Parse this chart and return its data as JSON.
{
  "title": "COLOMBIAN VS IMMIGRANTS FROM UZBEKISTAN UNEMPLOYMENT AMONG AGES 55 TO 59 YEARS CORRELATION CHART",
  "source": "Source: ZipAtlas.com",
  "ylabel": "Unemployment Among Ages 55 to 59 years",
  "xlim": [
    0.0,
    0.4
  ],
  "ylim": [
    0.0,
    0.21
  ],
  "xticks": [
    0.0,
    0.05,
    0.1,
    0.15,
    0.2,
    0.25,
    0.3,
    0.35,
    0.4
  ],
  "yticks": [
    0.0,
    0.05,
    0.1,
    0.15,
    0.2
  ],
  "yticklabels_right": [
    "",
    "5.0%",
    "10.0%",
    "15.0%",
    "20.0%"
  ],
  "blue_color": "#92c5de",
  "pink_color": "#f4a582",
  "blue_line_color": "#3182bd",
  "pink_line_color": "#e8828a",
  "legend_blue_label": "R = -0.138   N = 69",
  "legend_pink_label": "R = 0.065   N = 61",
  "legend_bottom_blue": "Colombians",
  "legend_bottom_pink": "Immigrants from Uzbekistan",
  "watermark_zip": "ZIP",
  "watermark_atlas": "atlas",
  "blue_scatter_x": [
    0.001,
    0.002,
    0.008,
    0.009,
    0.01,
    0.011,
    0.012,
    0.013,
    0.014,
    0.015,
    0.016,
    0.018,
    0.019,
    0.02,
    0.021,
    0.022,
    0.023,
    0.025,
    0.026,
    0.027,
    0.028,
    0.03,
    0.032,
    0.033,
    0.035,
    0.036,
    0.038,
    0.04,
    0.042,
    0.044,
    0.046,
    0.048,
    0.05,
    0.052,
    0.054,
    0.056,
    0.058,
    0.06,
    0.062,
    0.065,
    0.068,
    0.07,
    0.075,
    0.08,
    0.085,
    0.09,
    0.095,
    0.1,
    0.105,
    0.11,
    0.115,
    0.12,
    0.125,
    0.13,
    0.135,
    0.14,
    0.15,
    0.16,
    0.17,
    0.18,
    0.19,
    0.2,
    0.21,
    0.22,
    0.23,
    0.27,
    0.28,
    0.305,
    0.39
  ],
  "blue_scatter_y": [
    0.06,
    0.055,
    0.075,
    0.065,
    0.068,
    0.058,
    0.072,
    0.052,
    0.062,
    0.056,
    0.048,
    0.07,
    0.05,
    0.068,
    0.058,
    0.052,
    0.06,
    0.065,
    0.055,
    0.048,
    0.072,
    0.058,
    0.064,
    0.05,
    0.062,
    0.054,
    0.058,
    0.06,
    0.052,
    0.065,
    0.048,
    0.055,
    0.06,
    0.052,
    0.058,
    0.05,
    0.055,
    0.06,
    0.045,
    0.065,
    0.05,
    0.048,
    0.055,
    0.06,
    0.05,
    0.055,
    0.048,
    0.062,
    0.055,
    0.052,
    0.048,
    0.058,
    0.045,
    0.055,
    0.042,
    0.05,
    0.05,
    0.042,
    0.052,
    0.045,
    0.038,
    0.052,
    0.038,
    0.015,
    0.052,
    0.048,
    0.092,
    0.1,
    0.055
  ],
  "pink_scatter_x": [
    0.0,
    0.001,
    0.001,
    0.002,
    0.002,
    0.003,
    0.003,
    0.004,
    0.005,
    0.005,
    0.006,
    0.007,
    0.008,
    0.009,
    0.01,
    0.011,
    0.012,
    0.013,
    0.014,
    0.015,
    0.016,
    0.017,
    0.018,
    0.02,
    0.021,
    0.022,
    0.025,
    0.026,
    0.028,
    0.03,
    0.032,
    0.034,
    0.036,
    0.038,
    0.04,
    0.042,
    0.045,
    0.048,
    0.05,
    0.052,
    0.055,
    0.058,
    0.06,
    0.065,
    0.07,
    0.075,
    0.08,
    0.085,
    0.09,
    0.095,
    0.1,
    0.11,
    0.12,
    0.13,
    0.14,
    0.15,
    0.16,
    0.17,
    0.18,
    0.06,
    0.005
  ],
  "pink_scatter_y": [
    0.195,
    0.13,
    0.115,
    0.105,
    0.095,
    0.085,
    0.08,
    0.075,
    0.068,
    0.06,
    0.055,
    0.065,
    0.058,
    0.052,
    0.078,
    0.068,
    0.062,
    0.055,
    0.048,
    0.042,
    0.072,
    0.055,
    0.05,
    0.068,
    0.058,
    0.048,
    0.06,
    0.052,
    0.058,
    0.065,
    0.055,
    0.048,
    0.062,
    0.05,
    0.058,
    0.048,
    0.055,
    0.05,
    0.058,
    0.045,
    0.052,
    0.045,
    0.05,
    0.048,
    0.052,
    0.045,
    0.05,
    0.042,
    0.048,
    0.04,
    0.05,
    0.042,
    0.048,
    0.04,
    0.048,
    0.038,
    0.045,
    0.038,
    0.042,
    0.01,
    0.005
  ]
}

# # # #

** EXERCISE TASK **
Output every record above exactly as it appears.

** ANSWER TO THE TASK **
Parse this chart and return its data as JSON.
{
  "title": "COLOMBIAN VS IMMIGRANTS FROM UZBEKISTAN UNEMPLOYMENT AMONG AGES 55 TO 59 YEARS CORRELATION CHART",
  "source": "Source: ZipAtlas.com",
  "ylabel": "Unemployment Among Ages 55 to 59 years",
  "xlim": [
    0.0,
    0.4
  ],
  "ylim": [
    0.0,
    0.21
  ],
  "xticks": [
    0.0,
    0.05,
    0.1,
    0.15,
    0.2,
    0.25,
    0.3,
    0.35,
    0.4
  ],
  "yticks": [
    0.0,
    0.05,
    0.1,
    0.15,
    0.2
  ],
  "yticklabels_right": [
    "",
    "5.0%",
    "10.0%",
    "15.0%",
    "20.0%"
  ],
  "blue_color": "#92c5de",
  "pink_color": "#f4a582",
  "blue_line_color": "#3182bd",
  "pink_line_color": "#e8828a",
  "legend_blue_label": "R = -0.138   N = 69",
  "legend_pink_label": "R = 0.065   N = 61",
  "legend_bottom_blue": "Colombians",
  "legend_bottom_pink": "Immigrants from Uzbekistan",
  "watermark_zip": "ZIP",
  "watermark_atlas": "atlas",
  "blue_scatter_x": [
    0.001,
    0.002,
    0.008,
    0.009,
    0.01,
    0.011,
    0.012,
    0.013,
    0.014,
    0.015,
    0.016,
    0.018,
    0.019,
    0.02,
    0.021,
    0.022,
    0.023,
    0.025,
    0.026,
    0.027,
    0.028,
    0.03,
    0.032,
    0.033,
    0.035,
    0.036,
    0.038,
    0.04,
    0.042,
    0.044,
    0.046,
    0.048,
    0.05,
    0.052,
    0.054,
    0.056,
    0.058,
    0.06,
    0.062,
    0.065,
    0.068,
    0.07,
    0.075,
    0.08,
    0.085,
    0.09,
    0.095,
    0.1,
    0.105,
    0.11,
    0.115,
    0.12,
    0.125,
    0.13,
    0.135,
    0.14,
    0.15,
    0.16,
    0.17,
    0.18,
    0.19,
    0.2,
    0.21,
    0.22,
    0.23,
    0.27,
    0.28,
    0.305,
    0.39
  ],
  "blue_scatter_y": [
    0.06,
    0.055,
    0.075,
    0.065,
    0.068,
    0.058,
    0.072,
    0.052,
    0.062,
    0.056,
    0.048,
    0.07,
    0.05,
    0.068,
    0.058,
    0.052,
    0.06,
    0.065,
    0.055,
    0.048,
    0.072,
    0.058,
    0.064,
    0.05,
    0.062,
    0.054,
    0.058,
    0.06,
    0.052,
    0.065,
    0.048,
    0.055,
    0.06,
    0.052,
    0.058,
    0.05,
    0.055,
    0.06,
    0.045,
    0.065,
    0.05,
    0.048,
    0.055,
    0.06,
    0.05,
    0.055,
    0.048,
    0.062,
    0.055,
    0.052,
    0.048,
    0.058,
    0.045,
    0.055,
    0.042,
    0.05,
    0.05,
    0.042,
    0.052,
    0.045,
    0.038,
    0.052,
    0.038,
    0.015,
    0.052,
    0.048,
    0.092,
    0.1,
    0.055
  ],
  "pink_scatter_x": [
    0.0,
    0.001,
    0.001,
    0.002,
    0.002,
    0.003,
    0.003,
    0.004,
    0.005,
    0.005,
    0.006,
    0.007,
    0.008,
    0.009,
    0.01,
    0.011,
    0.012,
    0.013,
    0.014,
    0.015,
    0.016,
    0.017,
    0.018,
    0.02,
    0.021,
    0.022,
    0.025,
    0.026,
    0.028,
    0.03,
    0.032,
    0.034,
    0.036,
    0.038,
    0.04,
    0.042,
    0.045,
    0.048,
    0.05,
    0.052,
    0.055,
    0.058,
    0.06,
    0.065,
    0.07,
    0.075,
    0.08,
    0.085,
    0.09,
    0.095,
    0.1,
    0.11,
    0.12,
    0.13,
    0.14,
    0.15,
    0.16,
    0.17,
    0.18,
    0.06,
    0.005
  ],
  "pink_scatter_y": [
    0.195,
    0.13,
    0.115,
    0.105,
    0.095,
    0.085,
    0.08,
    0.075,
    0.068,
    0.06,
    0.055,
    0.065,
    0.058,
    0.052,
    0.078,
    0.068,
    0.062,
    0.055,
    0.048,
    0.042,
    0.072,
    0.055,
    0.05,
    0.068,
    0.058,
    0.048,
    0.06,
    0.052,
    0.058,
    0.065,
    0.055,
    0.048,
    0.062,
    0.05,
    0.058,
    0.048,
    0.055,
    0.05,
    0.058,
    0.045,
    0.052,
    0.045,
    0.05,
    0.048,
    0.052,
    0.045,
    0.05,
    0.042,
    0.048,
    0.04,
    0.05,
    0.042,
    0.048,
    0.04,
    0.048,
    0.038,
    0.045,
    0.038,
    0.042,
    0.01,
    0.005
  ]
}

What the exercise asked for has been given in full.